═════ Extracted material ═════

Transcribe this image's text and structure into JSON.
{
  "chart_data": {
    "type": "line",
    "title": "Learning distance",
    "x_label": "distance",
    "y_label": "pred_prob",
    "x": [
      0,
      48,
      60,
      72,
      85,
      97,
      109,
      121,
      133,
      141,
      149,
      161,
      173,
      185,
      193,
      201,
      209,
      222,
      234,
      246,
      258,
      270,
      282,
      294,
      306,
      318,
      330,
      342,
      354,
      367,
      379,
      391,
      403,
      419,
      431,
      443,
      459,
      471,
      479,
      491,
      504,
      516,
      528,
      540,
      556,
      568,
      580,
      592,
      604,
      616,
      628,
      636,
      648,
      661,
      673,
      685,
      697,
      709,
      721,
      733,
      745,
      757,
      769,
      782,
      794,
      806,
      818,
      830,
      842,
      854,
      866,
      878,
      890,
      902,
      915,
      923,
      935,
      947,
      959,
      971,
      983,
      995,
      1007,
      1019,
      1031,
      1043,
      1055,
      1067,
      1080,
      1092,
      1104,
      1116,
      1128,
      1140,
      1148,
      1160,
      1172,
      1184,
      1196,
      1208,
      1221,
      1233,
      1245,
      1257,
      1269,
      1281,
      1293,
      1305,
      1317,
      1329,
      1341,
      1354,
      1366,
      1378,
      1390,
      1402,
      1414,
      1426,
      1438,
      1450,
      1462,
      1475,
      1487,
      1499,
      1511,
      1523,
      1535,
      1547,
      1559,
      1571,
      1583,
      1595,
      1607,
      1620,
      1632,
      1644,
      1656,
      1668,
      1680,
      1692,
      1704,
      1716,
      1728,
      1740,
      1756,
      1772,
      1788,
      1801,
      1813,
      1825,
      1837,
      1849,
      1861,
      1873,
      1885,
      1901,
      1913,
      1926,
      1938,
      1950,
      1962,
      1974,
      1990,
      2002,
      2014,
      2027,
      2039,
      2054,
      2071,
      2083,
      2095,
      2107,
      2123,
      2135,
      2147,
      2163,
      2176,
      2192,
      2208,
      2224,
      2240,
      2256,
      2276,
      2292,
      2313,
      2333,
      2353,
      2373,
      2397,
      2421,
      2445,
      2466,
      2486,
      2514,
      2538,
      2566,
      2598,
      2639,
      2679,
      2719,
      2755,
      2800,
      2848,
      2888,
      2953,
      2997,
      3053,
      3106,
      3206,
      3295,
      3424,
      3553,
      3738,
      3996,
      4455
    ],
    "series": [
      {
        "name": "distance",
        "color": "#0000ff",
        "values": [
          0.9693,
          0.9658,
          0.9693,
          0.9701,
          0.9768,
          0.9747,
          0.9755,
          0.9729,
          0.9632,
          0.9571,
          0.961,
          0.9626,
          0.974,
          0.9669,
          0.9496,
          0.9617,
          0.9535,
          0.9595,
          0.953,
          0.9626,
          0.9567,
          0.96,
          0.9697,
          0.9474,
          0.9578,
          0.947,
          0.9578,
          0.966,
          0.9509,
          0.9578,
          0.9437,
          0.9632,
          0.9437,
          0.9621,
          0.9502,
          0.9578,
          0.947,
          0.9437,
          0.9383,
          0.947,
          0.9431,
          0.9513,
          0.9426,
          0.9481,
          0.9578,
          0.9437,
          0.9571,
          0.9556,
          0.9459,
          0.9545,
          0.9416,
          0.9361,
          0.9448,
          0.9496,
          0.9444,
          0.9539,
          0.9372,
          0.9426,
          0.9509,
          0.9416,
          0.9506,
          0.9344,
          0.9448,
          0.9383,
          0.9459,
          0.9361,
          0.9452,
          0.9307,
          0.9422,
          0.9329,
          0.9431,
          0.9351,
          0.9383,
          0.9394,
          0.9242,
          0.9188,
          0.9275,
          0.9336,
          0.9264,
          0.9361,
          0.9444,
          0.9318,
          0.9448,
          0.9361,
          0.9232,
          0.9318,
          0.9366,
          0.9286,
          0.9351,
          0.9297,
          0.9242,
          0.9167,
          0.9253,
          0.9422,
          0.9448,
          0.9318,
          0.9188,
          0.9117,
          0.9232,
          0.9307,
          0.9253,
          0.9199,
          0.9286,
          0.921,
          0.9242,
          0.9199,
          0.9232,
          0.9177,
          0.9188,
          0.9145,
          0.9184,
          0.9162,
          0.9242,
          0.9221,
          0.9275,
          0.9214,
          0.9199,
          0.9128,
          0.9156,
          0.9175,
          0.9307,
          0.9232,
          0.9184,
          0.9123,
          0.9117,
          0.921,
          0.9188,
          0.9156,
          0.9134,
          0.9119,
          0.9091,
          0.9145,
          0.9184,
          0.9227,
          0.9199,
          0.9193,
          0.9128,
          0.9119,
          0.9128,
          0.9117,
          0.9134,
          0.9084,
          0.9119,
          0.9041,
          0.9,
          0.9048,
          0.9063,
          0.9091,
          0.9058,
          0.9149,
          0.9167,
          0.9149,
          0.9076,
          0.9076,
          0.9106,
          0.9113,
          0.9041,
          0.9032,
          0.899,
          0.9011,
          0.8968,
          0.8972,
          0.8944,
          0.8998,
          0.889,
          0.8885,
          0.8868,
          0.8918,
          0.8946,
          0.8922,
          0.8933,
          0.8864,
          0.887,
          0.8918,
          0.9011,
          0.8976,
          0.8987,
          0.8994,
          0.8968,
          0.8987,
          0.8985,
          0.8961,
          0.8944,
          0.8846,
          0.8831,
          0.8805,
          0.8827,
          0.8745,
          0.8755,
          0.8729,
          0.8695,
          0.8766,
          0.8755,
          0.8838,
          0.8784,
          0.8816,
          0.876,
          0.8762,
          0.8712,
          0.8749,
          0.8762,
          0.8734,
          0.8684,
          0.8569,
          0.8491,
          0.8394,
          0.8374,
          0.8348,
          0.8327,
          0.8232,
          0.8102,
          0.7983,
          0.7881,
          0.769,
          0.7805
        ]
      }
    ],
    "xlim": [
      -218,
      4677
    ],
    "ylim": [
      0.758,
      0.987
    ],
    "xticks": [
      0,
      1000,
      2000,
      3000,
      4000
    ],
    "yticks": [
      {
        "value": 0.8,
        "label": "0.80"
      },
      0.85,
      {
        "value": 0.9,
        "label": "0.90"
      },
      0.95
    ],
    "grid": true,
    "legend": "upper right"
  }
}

═════

Repeat the listing in full, keeping every line exactly as it is.

Transcribe this image's text and structure into JSON.
{
  "chart_data": {
    "type": "line",
    "title": "Learning distance",
    "x_label": "distance",
    "y_label": "pred_prob",
    "x": [
      0,
      48,
      60,
      72,
      85,
      97,
      109,
      121,
      133,
      141,
      149,
      161,
      173,
      185,
      193,
      201,
      209,
      222,
      234,
      246,
      258,
      270,
      282,
      294,
      306,
      318,
      330,
      342,
      354,
      367,
      379,
      391,
      403,
      419,
      431,
      443,
      459,
      471,
      479,
      491,
      504,
      516,
      528,
      540,
      556,
      568,
      580,
      592,
      604,
      616,
      628,
      636,
      648,
      661,
      673,
      685,
      697,
      709,
      721,
      733,
      745,
      757,
      769,
      782,
      794,
      806,
      818,
      830,
      842,
      854,
      866,
      878,
      890,
      902,
      915,
      923,
      935,
      947,
      959,
      971,
      983,
      995,
      1007,
      1019,
      1031,
      1043,
      1055,
      1067,
      1080,
      1092,
      1104,
      1116,
      1128,
      1140,
      1148,
      1160,
      1172,
      1184,
      1196,
      1208,
      1221,
      1233,
      1245,
      1257,
      1269,
      1281,
      1293,
      1305,
      1317,
      1329,
      1341,
      1354,
      1366,
      1378,
      1390,
      1402,
      1414,
      1426,
      1438,
      1450,
      1462,
      1475,
      1487,
      1499,
      1511,
      1523,
      1535,
      1547,
      1559,
      1571,
      1583,
      1595,
      1607,
      1620,
      1632,
      1644,
      1656,
      1668,
      1680,
      1692,
      1704,
      1716,
      1728,
      1740,
      1756,
      1772,
      1788,
      1801,
      1813,
      1825,
      1837,
      1849,
      1861,
      1873,
      1885,
      1901,
      1913,
      1926,
      1938,
      1950,
      1962,
      1974,
      1990,
      2002,
      2014,
      2027,
      2039,
      2054,
      2071,
      2083,
      2095,
      2107,
      2123,
      2135,
      2147,
      2163,
      2176,
      2192,
      2208,
      2224,
      2240,
      2256,
      2276,
      2292,
      2313,
      2333,
      2353,
      2373,
      2397,
      2421,
      2445,
      2466,
      2486,
      2514,
      2538,
      2566,
      2598,
      2639,
      2679,
      2719,
      2755,
      2800,
      2848,
      2888,
      2953,
      2997,
      3053,
      3106,
      3206,
      3295,
      3424,
      3553,
      3738,
      3996,
      4455
    ],
    "series": [
      {
        "name": "distance",
        "color": "#0000ff",
        "values": [
          0.9693,
          0.9658,
          0.9693,
          0.9701,
          0.9768,
          0.9747,
          0.9755,
          0.9729,
          0.9632,
          0.9571,
          0.961,
          0.9626,
          0.974,
          0.9669,
          0.9496,
          0.9617,
          0.9535,
          0.9595,
          0.953,
          0.9626,
          0.9567,
          0.96,
          0.9697,
          0.9474,
          0.9578,
          0.947,
          0.9578,
          0.966,
          0.9509,
          0.9578,
          0.9437,
          0.9632,
          0.9437,
          0.9621,
          0.9502,
          0.9578,
          0.947,
          0.9437,
          0.9383,
          0.947,
          0.9431,
          0.9513,
          0.9426,
          0.9481,
          0.9578,
          0.9437,
          0.9571,
          0.9556,
          0.9459,
          0.9545,
          0.9416,
          0.9361,
          0.9448,
          0.9496,
          0.9444,
          0.9539,
          0.9372,
          0.9426,
          0.9509,
          0.9416,
          0.9506,
          0.9344,
          0.9448,
          0.9383,
          0.9459,
          0.9361,
          0.9452,
          0.9307,
          0.9422,
          0.9329,
          0.9431,
          0.9351,
          0.9383,
          0.9394,
          0.9242,
          0.9188,
          0.9275,
          0.9336,
          0.9264,
          0.9361,
          0.9444,
          0.9318,
          0.9448,
          0.9361,
          0.9232,
          0.9318,
          0.9366,
          0.9286,
          0.9351,
          0.9297,
          0.9242,
          0.9167,
          0.9253,
          0.9422,
          0.9448,
          0.9318,
          0.9188,
          0.9117,
          0.9232,
          0.9307,
          0.9253,
          0.9199,
          0.9286,
          0.921,
          0.9242,
          0.9199,
          0.9232,
          0.9177,
          0.9188,
          0.9145,
          0.9184,
          0.9162,
          0.9242,
          0.9221,
          0.9275,
          0.9214,
          0.9199,
          0.9128,
          0.9156,
          0.9175,
          0.9307,
          0.9232,
          0.9184,
          0.9123,
          0.9117,
          0.921,
          0.9188,
          0.9156,
          0.9134,
          0.9119,
          0.9091,
          0.9145,
          0.9184,
          0.9227,
          0.9199,
          0.9193,
          0.9128,
          0.9119,
          0.9128,
          0.9117,
          0.9134,
          0.9084,
          0.9119,
          0.9041,
          0.9,
          0.9048,
          0.9063,
          0.9091,
          0.9058,
          0.9149,
          0.9167,
          0.9149,
          0.9076,
          0.9076,
          0.9106,
          0.9113,
          0.9041,
          0.9032,
          0.899,
          0.9011,
          0.8968,
          0.8972,
          0.8944,
          0.8998,
          0.889,
          0.8885,
          0.8868,
          0.8918,
          0.8946,
          0.8922,
          0.8933,
          0.8864,
          0.887,
          0.8918,
          0.9011,
          0.8976,
          0.8987,
          0.8994,
          0.8968,
          0.8987,
          0.8985,
          0.8961,
          0.8944,
          0.8846,
          0.8831,
          0.8805,
          0.8827,
          0.8745,
          0.8755,
          0.8729,
          0.8695,
          0.8766,
          0.8755,
          0.8838,
          0.8784,
          0.8816,
          0.876,
          0.8762,
          0.8712,
          0.8749,
          0.8762,
          0.8734,
          0.8684,
          0.8569,
          0.8491,
          0.8394,
          0.8374,
          0.8348,
          0.8327,
          0.8232,
          0.8102,
          0.7983,
          0.7881,
          0.769,
          0.7805
        ]
      }
    ],
    "xlim": [
      -218,
      4677
    ],
    "ylim": [
      0.758,
      0.987
    ],
    "xticks": [
      0,
      1000,
      2000,
      3000,
      4000
    ],
    "yticks": [
      {
        "value": 0.8,
        "label": "0.80"
      },
      0.85,
      {
        "value": 0.9,
        "label": "0.90"
      },
      0.95
    ],
    "grid": true,
    "legend": "upper right"
  }
}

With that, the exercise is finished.